_WHAT YOU WILL DO_
Omit every picture and output the rest of the records exactly as they are.

_INFORMATION GIVEN_
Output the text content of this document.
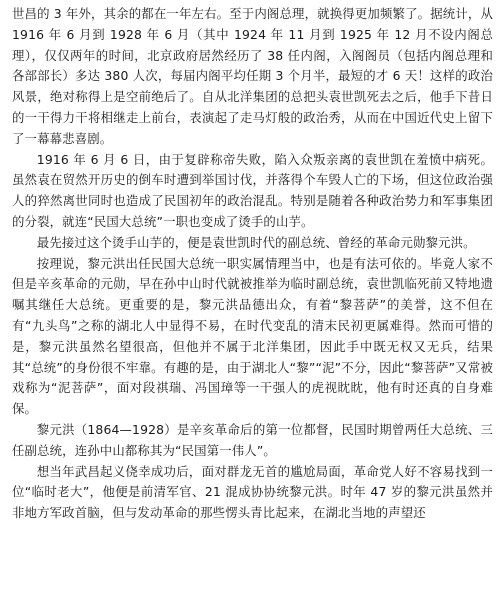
世昌的 3 年外，其余的都在一年左右。至于内阁总理，就换得更加频繁了。据统计，从 1916 年 6 月到 1928 年 6 月（其中 1924 年 11 月到 1925 年 12 月不设内阁总理），仅仅两年的时间，北京政府居然经历了 38 任内阁，入阁阁员（包括内阁总理和各部部长）多达 380 人次，每届内阁平均任期 3 个月半，最短的才 6 天！这样的政治风景，绝对称得上是空前绝后了。自从北洋集团的总把头袁世凯死去之后，他手下昔日的一干得力干将相继走上前台，表演起了走马灯般的政治秀，从而在中国近代史上留下了一幕幕悲喜剧。

1916 年 6 月 6 日，由于复辟称帝失败，陷入众叛亲离的袁世凯在羞愤中病死。虽然袁在贸然开历史的倒车时遭到举国讨伐，并落得个车毁人亡的下场，但这位政治强人的猝然离世同时也造成了民国初年的政治混乱。特别是随着各种政治势力和军事集团的分裂，就连“民国大总统”一职也变成了烫手的山芋。

最先接过这个烫手山芋的，便是袁世凯时代的副总统、曾经的革命元勋黎元洪。

按理说，黎元洪出任民国大总统一职实属情理当中，也是有法可依的。毕竟人家不但是辛亥革命的元勋，早在孙中山时代就被推举为临时副总统，袁世凯临死前又特地遗嘱其继任大总统。更重要的是，黎元洪品德出众，有着“黎菩萨”的美誉，这不但在有“九头鸟”之称的湖北人中显得不易，在时代变乱的清末民初更属难得。然而可惜的是，黎元洪虽然名望很高，但他并不属于北洋集团，因此手中既无权又无兵，结果其“总统”的身份很不牢靠。有趣的是，由于湖北人“黎”“泥”不分，因此“黎菩萨”又常被戏称为“泥菩萨”，面对段祺瑞、冯国璋等一干强人的虎视眈眈，他有时还真的自身难保。

黎元洪（1864—1928）是辛亥革命后的第一位都督，民国时期曾两任大总统、三任副总统，连孙中山都称其为“民国第一伟人”。

想当年武昌起义侥幸成功后，面对群龙无首的尴尬局面，革命党人好不容易找到一位“临时老大”，他便是前清军官、21 混成协协统黎元洪。时年 47 岁的黎元洪虽然并非地方军政首脑，但与发动革命的那些愣头青比起来，在湖北当地的声望还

_OUTPUT OF THE TASK_
Output the text content of this document.
世昌的 3 年外，其余的都在一年左右。至于内阁总理，就换得更加频繁了。据统计，从 1916 年 6 月到 1928 年 6 月（其中 1924 年 11 月到 1925 年 12 月不设内阁总理），仅仅两年的时间，北京政府居然经历了 38 任内阁，入阁阁员（包括内阁总理和各部部长）多达 380 人次，每届内阁平均任期 3 个月半，最短的才 6 天！这样的政治风景，绝对称得上是空前绝后了。自从北洋集团的总把头袁世凯死去之后，他手下昔日的一干得力干将相继走上前台，表演起了走马灯般的政治秀，从而在中国近代史上留下了一幕幕悲喜剧。

1916 年 6 月 6 日，由于复辟称帝失败，陷入众叛亲离的袁世凯在羞愤中病死。虽然袁在贸然开历史的倒车时遭到举国讨伐，并落得个车毁人亡的下场，但这位政治强人的猝然离世同时也造成了民国初年的政治混乱。特别是随着各种政治势力和军事集团的分裂，就连“民国大总统”一职也变成了烫手的山芋。

最先接过这个烫手山芋的，便是袁世凯时代的副总统、曾经的革命元勋黎元洪。

按理说，黎元洪出任民国大总统一职实属情理当中，也是有法可依的。毕竟人家不但是辛亥革命的元勋，早在孙中山时代就被推举为临时副总统，袁世凯临死前又特地遗嘱其继任大总统。更重要的是，黎元洪品德出众，有着“黎菩萨”的美誉，这不但在有“九头鸟”之称的湖北人中显得不易，在时代变乱的清末民初更属难得。然而可惜的是，黎元洪虽然名望很高，但他并不属于北洋集团，因此手中既无权又无兵，结果其“总统”的身份很不牢靠。有趣的是，由于湖北人“黎”“泥”不分，因此“黎菩萨”又常被戏称为“泥菩萨”，面对段祺瑞、冯国璋等一干强人的虎视眈眈，他有时还真的自身难保。

黎元洪（1864—1928）是辛亥革命后的第一位都督，民国时期曾两任大总统、三任副总统，连孙中山都称其为“民国第一伟人”。

想当年武昌起义侥幸成功后，面对群龙无首的尴尬局面，革命党人好不容易找到一位“临时老大”，他便是前清军官、21 混成协协统黎元洪。时年 47 岁的黎元洪虽然并非地方军政首脑，但与发动革命的那些愣头青比起来，在湖北当地的声望还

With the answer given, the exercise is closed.